• Source extract:
***

It could not be compiled on 64-bit machines, because of some ancient
programming practices that were used throughout the code.

I took some time to update apl\11 so that it compiles and runs on modern
machines.

Did a few other things as well, such as replacing linear algorithms in the
symbol table code with O(logN) algorithms.

I would refer to this project as "heirloom software". It is touchingly old-
fashioned in some ways, a bit dusty, and still fully serviceable.

It is a bit like owning and flying an Ercoupe. A bit quirky, an ongoing effort
of love, but a joy to fly.

Edit your apl with vim, run apl files like scripts from the shell, pipe inputs
and outputs, copy an APL binary or build it anywhere with a C compiler, run it
immediately and conveniently.

My take on the 'funny characters problem' was to go with touch typing, and
stick with ASCII. If you can write APL with your eyes closed, you can use APL-
touchtype. "rho" is "R", "iota" is "I", etc. Trig is "O". Log is "O@*". (APL-
touchtype uses "@" instead of backspace, and with that trivial substitution,
all of the APL overstrikes become APL-touchtype ascii.)

***

Records of where elements appear:
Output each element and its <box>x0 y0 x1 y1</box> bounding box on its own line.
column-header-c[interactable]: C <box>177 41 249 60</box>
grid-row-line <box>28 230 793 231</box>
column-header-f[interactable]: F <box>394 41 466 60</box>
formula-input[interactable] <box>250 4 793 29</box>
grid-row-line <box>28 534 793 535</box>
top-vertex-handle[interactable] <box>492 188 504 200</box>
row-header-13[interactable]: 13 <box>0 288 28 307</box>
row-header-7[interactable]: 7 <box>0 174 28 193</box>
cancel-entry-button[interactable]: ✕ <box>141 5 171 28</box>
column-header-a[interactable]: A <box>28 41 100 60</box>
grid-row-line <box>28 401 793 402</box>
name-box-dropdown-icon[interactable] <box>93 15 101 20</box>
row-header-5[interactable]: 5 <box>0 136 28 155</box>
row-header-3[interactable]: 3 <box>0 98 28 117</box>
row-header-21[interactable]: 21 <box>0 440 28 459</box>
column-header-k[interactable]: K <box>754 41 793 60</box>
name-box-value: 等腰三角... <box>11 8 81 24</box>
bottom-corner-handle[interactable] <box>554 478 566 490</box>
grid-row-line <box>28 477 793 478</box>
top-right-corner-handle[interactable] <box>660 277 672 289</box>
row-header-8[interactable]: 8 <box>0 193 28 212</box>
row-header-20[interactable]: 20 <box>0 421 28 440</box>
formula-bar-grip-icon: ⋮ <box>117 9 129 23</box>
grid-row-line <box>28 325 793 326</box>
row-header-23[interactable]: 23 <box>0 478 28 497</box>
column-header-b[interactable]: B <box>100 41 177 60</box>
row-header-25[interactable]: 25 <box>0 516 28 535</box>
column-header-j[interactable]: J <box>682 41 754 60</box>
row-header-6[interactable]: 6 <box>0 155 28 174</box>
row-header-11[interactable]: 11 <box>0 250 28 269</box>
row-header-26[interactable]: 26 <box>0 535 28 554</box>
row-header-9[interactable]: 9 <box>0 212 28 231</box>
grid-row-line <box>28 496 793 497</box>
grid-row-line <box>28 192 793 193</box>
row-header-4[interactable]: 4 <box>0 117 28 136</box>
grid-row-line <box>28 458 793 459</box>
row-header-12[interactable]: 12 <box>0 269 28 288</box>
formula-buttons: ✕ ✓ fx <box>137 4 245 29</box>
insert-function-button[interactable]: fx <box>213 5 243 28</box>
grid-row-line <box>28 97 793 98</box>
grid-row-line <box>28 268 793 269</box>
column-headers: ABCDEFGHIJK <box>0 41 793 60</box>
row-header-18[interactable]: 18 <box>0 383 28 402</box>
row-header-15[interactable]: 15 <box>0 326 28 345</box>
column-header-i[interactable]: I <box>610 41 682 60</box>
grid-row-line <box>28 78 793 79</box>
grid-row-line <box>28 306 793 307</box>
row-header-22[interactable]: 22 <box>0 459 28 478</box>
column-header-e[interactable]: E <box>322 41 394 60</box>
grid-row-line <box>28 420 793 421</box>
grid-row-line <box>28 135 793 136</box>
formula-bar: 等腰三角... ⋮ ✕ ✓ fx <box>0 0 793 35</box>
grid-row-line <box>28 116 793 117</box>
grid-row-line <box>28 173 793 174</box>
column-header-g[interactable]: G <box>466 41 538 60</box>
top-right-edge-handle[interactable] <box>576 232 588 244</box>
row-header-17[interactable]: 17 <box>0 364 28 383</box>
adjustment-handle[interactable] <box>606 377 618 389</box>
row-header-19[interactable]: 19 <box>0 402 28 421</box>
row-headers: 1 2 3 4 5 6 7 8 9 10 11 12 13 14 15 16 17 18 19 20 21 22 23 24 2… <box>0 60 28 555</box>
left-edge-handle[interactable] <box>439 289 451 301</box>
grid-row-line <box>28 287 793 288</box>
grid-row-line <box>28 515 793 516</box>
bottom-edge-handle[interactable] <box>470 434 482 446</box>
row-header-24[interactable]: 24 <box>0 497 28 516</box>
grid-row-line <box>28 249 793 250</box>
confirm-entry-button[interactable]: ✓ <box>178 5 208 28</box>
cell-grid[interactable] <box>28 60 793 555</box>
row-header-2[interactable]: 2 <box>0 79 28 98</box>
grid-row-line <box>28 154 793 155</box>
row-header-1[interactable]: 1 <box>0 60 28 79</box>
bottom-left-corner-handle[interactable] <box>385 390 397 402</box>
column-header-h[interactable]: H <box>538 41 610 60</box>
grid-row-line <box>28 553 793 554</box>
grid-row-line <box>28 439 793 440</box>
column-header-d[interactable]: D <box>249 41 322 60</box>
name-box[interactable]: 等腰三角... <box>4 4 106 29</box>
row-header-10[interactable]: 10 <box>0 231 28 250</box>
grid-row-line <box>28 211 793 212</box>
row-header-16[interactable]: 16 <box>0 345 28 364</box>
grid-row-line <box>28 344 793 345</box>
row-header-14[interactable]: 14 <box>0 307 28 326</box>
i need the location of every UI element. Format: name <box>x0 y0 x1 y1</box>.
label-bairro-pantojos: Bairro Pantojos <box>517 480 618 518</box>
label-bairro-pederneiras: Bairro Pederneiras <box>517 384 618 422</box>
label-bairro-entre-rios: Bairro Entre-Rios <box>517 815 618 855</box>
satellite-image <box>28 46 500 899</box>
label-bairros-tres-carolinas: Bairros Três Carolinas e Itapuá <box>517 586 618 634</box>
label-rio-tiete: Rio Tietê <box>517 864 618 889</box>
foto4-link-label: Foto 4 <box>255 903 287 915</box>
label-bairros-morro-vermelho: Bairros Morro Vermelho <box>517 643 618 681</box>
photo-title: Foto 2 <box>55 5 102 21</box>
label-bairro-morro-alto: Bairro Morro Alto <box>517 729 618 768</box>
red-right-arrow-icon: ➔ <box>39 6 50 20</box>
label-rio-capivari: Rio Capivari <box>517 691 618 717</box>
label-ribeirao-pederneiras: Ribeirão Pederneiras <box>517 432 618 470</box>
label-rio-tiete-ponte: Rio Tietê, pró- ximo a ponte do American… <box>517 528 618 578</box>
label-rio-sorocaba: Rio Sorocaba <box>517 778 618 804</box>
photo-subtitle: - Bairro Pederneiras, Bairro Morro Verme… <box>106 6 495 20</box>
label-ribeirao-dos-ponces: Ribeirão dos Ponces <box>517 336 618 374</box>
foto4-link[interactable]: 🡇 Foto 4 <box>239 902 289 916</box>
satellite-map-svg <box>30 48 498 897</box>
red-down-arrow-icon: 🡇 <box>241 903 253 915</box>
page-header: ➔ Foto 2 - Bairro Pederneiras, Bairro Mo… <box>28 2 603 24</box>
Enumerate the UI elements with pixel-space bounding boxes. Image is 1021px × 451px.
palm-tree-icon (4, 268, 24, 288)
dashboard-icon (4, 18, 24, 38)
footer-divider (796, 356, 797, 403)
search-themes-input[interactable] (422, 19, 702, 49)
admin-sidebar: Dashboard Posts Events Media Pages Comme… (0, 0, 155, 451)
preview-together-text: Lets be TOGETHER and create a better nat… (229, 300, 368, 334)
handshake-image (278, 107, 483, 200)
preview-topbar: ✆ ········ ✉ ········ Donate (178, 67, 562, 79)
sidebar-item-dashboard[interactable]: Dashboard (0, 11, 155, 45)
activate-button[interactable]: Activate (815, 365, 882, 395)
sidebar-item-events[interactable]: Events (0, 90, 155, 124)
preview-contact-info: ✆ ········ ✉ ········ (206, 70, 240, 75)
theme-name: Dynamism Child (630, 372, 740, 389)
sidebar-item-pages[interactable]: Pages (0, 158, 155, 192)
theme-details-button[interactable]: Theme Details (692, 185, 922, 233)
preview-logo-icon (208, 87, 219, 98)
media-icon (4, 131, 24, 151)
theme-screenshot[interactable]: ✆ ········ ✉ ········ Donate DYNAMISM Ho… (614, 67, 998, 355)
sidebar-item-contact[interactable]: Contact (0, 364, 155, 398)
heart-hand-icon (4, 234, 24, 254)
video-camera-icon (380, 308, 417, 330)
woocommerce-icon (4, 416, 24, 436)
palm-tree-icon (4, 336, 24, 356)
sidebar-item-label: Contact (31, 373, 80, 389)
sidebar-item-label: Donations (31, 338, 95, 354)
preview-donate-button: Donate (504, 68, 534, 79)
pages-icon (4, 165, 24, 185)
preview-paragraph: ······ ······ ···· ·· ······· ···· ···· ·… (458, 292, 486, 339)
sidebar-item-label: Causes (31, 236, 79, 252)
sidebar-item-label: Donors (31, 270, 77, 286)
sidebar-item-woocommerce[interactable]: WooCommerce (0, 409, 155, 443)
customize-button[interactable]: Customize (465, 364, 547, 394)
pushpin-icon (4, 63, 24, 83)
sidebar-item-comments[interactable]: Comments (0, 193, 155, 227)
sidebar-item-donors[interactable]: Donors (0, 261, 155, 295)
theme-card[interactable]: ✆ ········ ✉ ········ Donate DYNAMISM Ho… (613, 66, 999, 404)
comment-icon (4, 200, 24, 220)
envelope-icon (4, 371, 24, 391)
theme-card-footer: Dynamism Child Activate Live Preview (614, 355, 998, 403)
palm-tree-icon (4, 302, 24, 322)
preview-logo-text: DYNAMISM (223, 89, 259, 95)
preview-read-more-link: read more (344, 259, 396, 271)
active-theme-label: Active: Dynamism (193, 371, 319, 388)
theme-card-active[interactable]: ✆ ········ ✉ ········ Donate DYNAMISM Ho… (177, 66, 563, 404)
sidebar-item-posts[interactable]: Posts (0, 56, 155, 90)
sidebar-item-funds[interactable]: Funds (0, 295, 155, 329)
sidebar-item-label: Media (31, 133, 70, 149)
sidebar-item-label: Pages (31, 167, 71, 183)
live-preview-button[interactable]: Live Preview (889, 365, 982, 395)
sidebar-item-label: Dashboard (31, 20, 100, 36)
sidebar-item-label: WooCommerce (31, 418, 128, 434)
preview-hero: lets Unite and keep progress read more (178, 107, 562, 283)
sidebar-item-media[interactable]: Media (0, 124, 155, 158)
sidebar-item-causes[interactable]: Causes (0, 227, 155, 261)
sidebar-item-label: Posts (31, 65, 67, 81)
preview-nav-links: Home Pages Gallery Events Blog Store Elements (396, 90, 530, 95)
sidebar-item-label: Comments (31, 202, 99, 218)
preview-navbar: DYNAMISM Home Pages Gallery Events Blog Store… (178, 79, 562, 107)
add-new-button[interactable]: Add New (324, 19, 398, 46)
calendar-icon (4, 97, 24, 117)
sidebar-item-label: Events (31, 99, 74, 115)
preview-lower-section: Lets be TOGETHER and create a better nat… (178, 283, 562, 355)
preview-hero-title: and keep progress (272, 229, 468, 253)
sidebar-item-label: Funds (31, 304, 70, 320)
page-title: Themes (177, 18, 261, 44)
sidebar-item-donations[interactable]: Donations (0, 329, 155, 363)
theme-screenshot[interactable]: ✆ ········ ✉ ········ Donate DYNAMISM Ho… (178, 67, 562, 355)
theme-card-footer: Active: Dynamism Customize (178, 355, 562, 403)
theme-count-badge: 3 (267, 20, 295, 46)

***

• What to do:
A. Duplicate the passage of the apl\11 text between "I would refer" and "joy to fly.", inclusive.
B. Go on with the text about updating apl\11, picking up after its final sentence.

• Responses for each task:
A.
I would refer to this project as "heirloom software". It is touchingly old-
fashioned in some ways, a bit dusty, and still fully serviceable.

It is a bit like owning and flying an Ercoupe. A bit quirky, an ongoing effort
of love, but a joy to fly.

B.
It is ABSOLUTELY a work-in-progress, but anyone who wants to is welcome to
give it a try:

    
    
        https://github.com/gregfjohnson/aplette

------
iainmerrick
I keep hearing APL is great, but like everyone else I find the cryptic symbols
very off-putting. I haven’t seen a really compelling explanation for _why_
it’s great.

It looks like a bunch of matrix and vector functions with very terse names. Is
it significantly different from just taking GLSL, say, and #define-ing one-
character names for all the built-in functions? What is APL’s secret sauce?

This article suggests that a lot of the fun is just the cryptic symbols
themselves. That’s absolutely fine, but it doesn’t seem like something that
“deserves” a renaissance, compared to, say, Lisp, which really does have a
uniquely productive idea at its core.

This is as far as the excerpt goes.